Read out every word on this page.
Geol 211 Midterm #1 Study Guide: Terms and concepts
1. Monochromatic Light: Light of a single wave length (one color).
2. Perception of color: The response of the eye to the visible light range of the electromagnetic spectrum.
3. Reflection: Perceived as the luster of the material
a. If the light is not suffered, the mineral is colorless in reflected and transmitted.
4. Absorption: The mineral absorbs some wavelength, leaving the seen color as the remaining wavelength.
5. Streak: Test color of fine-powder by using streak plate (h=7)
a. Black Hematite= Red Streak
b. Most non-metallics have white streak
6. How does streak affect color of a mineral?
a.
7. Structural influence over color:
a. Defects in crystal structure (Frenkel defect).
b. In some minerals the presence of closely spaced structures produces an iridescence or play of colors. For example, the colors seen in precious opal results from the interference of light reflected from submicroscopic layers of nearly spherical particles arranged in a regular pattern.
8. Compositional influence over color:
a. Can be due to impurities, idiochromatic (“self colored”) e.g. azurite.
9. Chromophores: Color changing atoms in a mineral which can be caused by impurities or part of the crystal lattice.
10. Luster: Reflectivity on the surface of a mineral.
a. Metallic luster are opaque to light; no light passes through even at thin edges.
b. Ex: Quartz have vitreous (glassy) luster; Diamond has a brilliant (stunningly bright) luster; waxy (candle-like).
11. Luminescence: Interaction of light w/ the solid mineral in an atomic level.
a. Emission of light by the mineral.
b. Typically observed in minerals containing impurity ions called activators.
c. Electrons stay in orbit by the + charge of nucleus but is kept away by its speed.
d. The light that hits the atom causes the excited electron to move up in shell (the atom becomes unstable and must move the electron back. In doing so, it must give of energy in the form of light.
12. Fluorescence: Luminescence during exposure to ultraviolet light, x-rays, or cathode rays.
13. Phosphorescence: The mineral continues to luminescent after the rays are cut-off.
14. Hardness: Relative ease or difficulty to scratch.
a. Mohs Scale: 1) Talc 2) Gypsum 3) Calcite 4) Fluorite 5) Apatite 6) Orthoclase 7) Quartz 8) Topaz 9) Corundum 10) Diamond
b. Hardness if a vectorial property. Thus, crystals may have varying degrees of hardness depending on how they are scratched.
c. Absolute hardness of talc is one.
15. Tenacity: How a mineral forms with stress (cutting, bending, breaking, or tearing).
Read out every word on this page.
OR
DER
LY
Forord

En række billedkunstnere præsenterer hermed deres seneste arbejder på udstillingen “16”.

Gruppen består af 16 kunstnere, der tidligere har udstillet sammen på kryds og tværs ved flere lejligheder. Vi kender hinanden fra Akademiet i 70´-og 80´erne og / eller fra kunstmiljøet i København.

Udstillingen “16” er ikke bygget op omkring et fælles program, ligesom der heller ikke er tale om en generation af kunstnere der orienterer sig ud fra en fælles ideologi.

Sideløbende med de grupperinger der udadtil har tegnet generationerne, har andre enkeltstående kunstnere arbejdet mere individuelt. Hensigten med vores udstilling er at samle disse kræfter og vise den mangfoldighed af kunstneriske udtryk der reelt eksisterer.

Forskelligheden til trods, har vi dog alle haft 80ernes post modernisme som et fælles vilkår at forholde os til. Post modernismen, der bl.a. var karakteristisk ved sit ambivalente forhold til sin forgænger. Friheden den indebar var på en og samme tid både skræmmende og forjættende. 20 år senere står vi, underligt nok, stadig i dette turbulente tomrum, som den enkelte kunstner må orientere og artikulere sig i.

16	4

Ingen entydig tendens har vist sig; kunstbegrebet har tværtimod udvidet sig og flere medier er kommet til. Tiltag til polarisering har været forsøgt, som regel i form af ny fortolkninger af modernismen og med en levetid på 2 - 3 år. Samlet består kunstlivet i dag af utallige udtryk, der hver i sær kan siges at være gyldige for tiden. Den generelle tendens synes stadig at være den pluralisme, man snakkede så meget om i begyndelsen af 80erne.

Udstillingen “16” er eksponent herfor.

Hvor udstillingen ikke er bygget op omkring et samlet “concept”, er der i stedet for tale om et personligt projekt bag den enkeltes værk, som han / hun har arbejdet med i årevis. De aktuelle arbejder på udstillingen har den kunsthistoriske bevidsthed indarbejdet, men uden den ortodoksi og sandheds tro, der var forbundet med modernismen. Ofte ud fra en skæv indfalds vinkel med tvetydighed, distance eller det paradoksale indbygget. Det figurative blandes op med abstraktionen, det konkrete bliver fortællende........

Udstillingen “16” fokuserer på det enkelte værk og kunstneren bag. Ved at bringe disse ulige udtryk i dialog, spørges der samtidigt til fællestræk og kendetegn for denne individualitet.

Exercise brief → Find and copy every line in the entries above where the string "some" occurs.

The response →
4. Absorption: The mineral absorbs some wavelength, leaving the seen color as the remaining wavelength.
b. In some minerals the presence of closely spaced structures produces an iridescence or play of colors. For example, the colors seen in precious opal results from the interference of light reflected from submicroscopic layers of nearly spherical particles arranged in a regular pattern.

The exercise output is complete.